Entries from a dataset:
—————

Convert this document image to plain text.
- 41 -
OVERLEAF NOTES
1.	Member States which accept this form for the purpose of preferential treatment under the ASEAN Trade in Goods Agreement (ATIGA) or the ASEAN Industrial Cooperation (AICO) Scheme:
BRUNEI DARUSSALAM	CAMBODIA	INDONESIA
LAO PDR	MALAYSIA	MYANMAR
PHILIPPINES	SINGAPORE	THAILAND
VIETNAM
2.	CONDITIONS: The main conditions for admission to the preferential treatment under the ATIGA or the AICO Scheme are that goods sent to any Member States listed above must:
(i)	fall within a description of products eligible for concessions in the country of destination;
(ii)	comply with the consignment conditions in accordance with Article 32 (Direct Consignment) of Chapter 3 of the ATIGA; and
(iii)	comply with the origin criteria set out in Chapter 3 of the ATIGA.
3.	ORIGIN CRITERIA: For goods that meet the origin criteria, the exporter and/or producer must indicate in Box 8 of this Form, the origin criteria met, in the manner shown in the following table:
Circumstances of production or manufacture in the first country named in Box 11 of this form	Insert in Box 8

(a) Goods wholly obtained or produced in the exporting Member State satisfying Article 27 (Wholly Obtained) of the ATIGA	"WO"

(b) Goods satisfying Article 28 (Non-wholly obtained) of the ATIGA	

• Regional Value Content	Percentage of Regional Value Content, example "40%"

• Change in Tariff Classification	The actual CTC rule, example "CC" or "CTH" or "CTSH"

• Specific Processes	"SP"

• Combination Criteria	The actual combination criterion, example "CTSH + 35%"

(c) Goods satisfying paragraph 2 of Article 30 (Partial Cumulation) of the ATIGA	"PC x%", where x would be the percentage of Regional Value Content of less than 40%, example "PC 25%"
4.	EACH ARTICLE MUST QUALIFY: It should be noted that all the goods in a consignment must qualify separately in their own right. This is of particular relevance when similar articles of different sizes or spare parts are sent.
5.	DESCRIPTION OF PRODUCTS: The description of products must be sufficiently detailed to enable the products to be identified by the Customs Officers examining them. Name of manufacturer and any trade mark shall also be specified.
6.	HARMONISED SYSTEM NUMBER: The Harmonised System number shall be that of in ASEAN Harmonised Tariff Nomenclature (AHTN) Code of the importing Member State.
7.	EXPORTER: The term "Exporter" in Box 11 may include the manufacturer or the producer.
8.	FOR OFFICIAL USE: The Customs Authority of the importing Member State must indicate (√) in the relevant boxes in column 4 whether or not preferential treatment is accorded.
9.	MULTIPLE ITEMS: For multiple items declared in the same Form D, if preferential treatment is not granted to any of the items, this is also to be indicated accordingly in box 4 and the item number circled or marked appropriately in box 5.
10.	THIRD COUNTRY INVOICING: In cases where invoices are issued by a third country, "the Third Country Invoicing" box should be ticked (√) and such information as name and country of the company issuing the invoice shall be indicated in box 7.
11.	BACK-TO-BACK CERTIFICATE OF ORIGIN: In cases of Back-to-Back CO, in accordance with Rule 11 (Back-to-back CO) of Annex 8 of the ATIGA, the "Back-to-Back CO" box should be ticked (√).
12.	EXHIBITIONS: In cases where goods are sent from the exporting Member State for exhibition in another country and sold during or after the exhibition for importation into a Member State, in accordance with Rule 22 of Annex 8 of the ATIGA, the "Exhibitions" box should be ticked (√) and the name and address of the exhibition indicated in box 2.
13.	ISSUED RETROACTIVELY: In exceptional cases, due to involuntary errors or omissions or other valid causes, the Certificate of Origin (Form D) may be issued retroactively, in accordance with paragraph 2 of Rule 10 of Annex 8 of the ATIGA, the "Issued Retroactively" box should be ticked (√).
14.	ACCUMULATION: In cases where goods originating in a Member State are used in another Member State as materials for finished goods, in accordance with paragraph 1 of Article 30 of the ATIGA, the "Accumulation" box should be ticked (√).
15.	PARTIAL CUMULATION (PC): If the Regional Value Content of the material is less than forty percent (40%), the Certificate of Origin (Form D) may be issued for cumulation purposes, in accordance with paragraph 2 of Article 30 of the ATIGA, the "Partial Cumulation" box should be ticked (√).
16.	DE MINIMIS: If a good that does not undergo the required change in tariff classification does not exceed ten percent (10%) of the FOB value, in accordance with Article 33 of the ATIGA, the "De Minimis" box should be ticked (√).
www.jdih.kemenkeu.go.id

—————

Work instructions. Type out the whole listing above again, exactly as it stands.

Full solution.
Convert this document image to plain text.
- 41 -
OVERLEAF NOTES
1.	Member States which accept this form for the purpose of preferential treatment under the ASEAN Trade in Goods Agreement (ATIGA) or the ASEAN Industrial Cooperation (AICO) Scheme:
BRUNEI DARUSSALAM	CAMBODIA	INDONESIA
LAO PDR	MALAYSIA	MYANMAR
PHILIPPINES	SINGAPORE	THAILAND
VIETNAM
2.	CONDITIONS: The main conditions for admission to the preferential treatment under the ATIGA or the AICO Scheme are that goods sent to any Member States listed above must:
(i)	fall within a description of products eligible for concessions in the country of destination;
(ii)	comply with the consignment conditions in accordance with Article 32 (Direct Consignment) of Chapter 3 of the ATIGA; and
(iii)	comply with the origin criteria set out in Chapter 3 of the ATIGA.
3.	ORIGIN CRITERIA: For goods that meet the origin criteria, the exporter and/or producer must indicate in Box 8 of this Form, the origin criteria met, in the manner shown in the following table:
Circumstances of production or manufacture in the first country named in Box 11 of this form	Insert in Box 8

(a) Goods wholly obtained or produced in the exporting Member State satisfying Article 27 (Wholly Obtained) of the ATIGA	"WO"

(b) Goods satisfying Article 28 (Non-wholly obtained) of the ATIGA	

• Regional Value Content	Percentage of Regional Value Content, example "40%"

• Change in Tariff Classification	The actual CTC rule, example "CC" or "CTH" or "CTSH"

• Specific Processes	"SP"

• Combination Criteria	The actual combination criterion, example "CTSH + 35%"

(c) Goods satisfying paragraph 2 of Article 30 (Partial Cumulation) of the ATIGA	"PC x%", where x would be the percentage of Regional Value Content of less than 40%, example "PC 25%"
4.	EACH ARTICLE MUST QUALIFY: It should be noted that all the goods in a consignment must qualify separately in their own right. This is of particular relevance when similar articles of different sizes or spare parts are sent.
5.	DESCRIPTION OF PRODUCTS: The description of products must be sufficiently detailed to enable the products to be identified by the Customs Officers examining them. Name of manufacturer and any trade mark shall also be specified.
6.	HARMONISED SYSTEM NUMBER: The Harmonised System number shall be that of in ASEAN Harmonised Tariff Nomenclature (AHTN) Code of the importing Member State.
7.	EXPORTER: The term "Exporter" in Box 11 may include the manufacturer or the producer.
8.	FOR OFFICIAL USE: The Customs Authority of the importing Member State must indicate (√) in the relevant boxes in column 4 whether or not preferential treatment is accorded.
9.	MULTIPLE ITEMS: For multiple items declared in the same Form D, if preferential treatment is not granted to any of the items, this is also to be indicated accordingly in box 4 and the item number circled or marked appropriately in box 5.
10.	THIRD COUNTRY INVOICING: In cases where invoices are issued by a third country, "the Third Country Invoicing" box should be ticked (√) and such information as name and country of the company issuing the invoice shall be indicated in box 7.
11.	BACK-TO-BACK CERTIFICATE OF ORIGIN: In cases of Back-to-Back CO, in accordance with Rule 11 (Back-to-back CO) of Annex 8 of the ATIGA, the "Back-to-Back CO" box should be ticked (√).
12.	EXHIBITIONS: In cases where goods are sent from the exporting Member State for exhibition in another country and sold during or after the exhibition for importation into a Member State, in accordance with Rule 22 of Annex 8 of the ATIGA, the "Exhibitions" box should be ticked (√) and the name and address of the exhibition indicated in box 2.
13.	ISSUED RETROACTIVELY: In exceptional cases, due to involuntary errors or omissions or other valid causes, the Certificate of Origin (Form D) may be issued retroactively, in accordance with paragraph 2 of Rule 10 of Annex 8 of the ATIGA, the "Issued Retroactively" box should be ticked (√).
14.	ACCUMULATION: In cases where goods originating in a Member State are used in another Member State as materials for finished goods, in accordance with paragraph 1 of Article 30 of the ATIGA, the "Accumulation" box should be ticked (√).
15.	PARTIAL CUMULATION (PC): If the Regional Value Content of the material is less than forty percent (40%), the Certificate of Origin (Form D) may be issued for cumulation purposes, in accordance with paragraph 2 of Article 30 of the ATIGA, the "Partial Cumulation" box should be ticked (√).
16.	DE MINIMIS: If a good that does not undergo the required change in tariff classification does not exceed ten percent (10%) of the FOB value, in accordance with Article 33 of the ATIGA, the "De Minimis" box should be ticked (√).
www.jdih.kemenkeu.go.id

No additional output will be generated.